— START OF DATA FOR THIS TASK —

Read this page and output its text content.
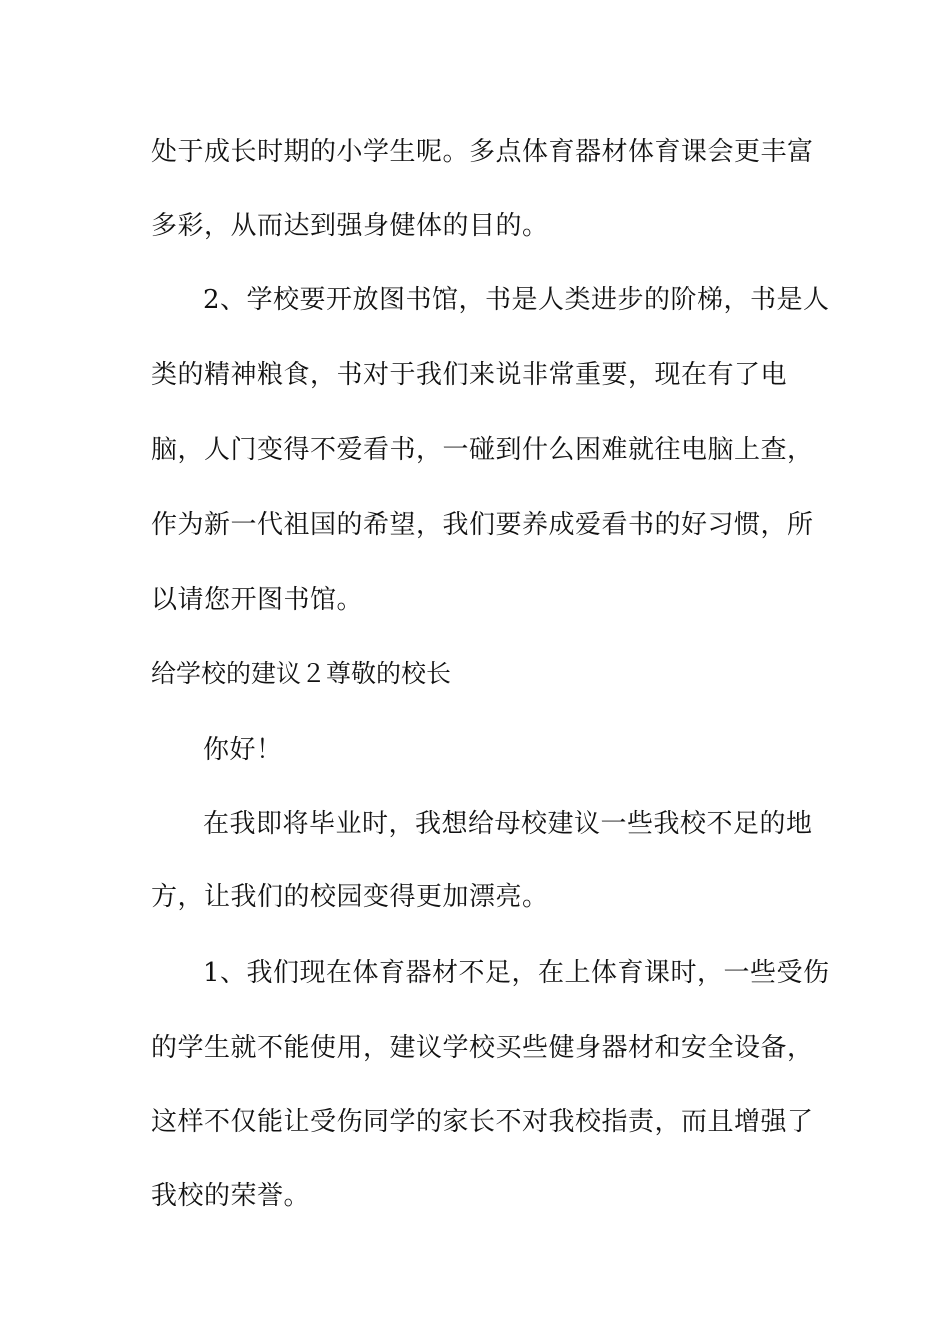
处于成长时期的小学生呢。多点体育器材体育课会更丰富
多彩，从而达到强身健体的目的。
2、学校要开放图书馆，书是人类进步的阶梯，书是人
类的精神粮食，书对于我们来说非常重要，现在有了电
脑，人门变得不爱看书，一碰到什么困难就往电脑上查，
作为新一代祖国的希望，我们要养成爱看书的好习惯，所
以请您开图书馆。
给学校的建议２尊敬的校长
你好！
在我即将毕业时，我想给母校建议一些我校不足的地
方，让我们的校园变得更加漂亮。
1、我们现在体育器材不足，在上体育课时，一些受伤
的学生就不能使用，建议学校买些健身器材和安全设备，
这样不仅能让受伤同学的家长不对我校指责，而且增强了
我校的荣誉。
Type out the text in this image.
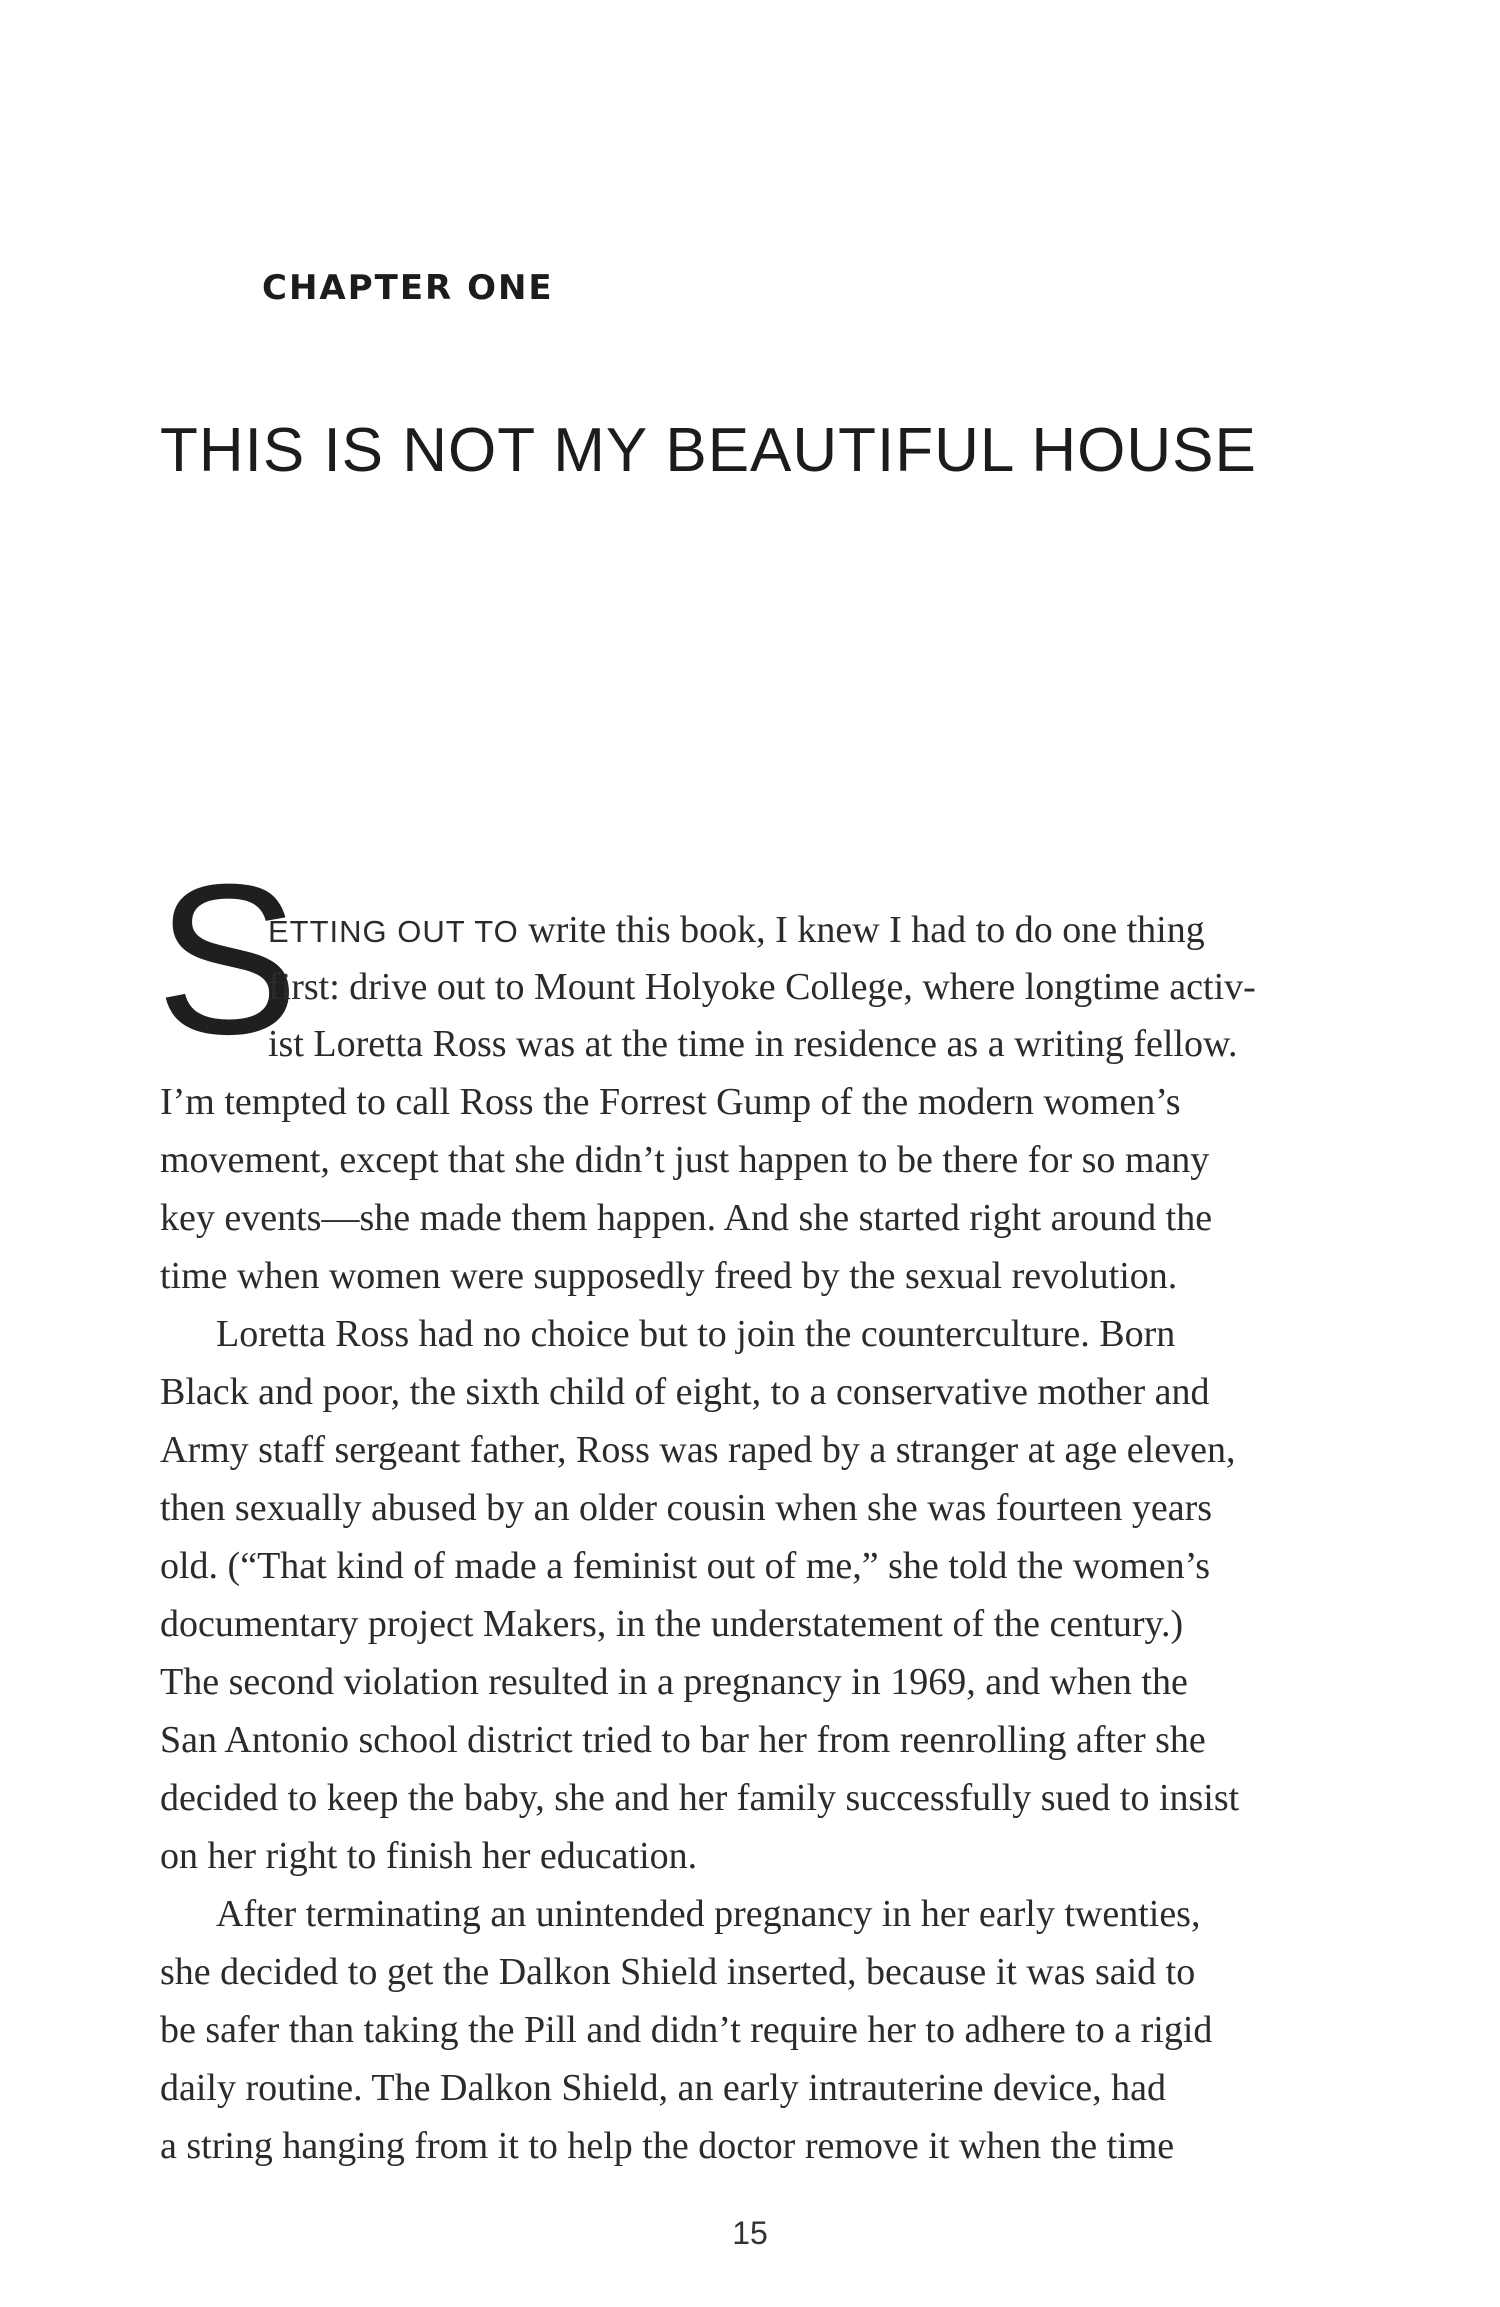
CHAPTER ONE
THIS IS NOT MY BEAUTIFUL HOUSE
S
ETTING OUT TO write this book, I knew I had to do one thing
first: drive out to Mount Holyoke College, where longtime activ-
ist Loretta Ross was at the time in residence as a writing fellow.
I’m tempted to call Ross the Forrest Gump of the modern women’s
movement, except that she didn’t just happen to be there for so many
key events—she made them happen. And she started right around the
time when women were supposedly freed by the sexual revolution.
Loretta Ross had no choice but to join the counterculture. Born
Black and poor, the sixth child of eight, to a conservative mother and
Army staff sergeant father, Ross was raped by a stranger at age eleven,
then sexually abused by an older cousin when she was fourteen years
old. (“That kind of made a feminist out of me,” she told the women’s
documentary project Makers, in the understatement of the century.)
The second violation resulted in a pregnancy in 1969, and when the
San Antonio school district tried to bar her from reenrolling after she
decided to keep the baby, she and her family successfully sued to insist
on her right to finish her education.
After terminating an unintended pregnancy in her early twenties,
she decided to get the Dalkon Shield inserted, because it was said to
be safer than taking the Pill and didn’t require her to adhere to a rigid
daily routine. The Dalkon Shield, an early intrauterine device, had
a string hanging from it to help the doctor remove it when the time
15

— END OF DATA FOR THIS TASK —

*WHAT YOU ARE ASKED TO DO:* Scan the data above and copy every line with "made" in it.

*TASK RESPONSE:*
key events—she made them happen. And she started right around the
old. (“That kind of made a feminist out of me,” she told the women’s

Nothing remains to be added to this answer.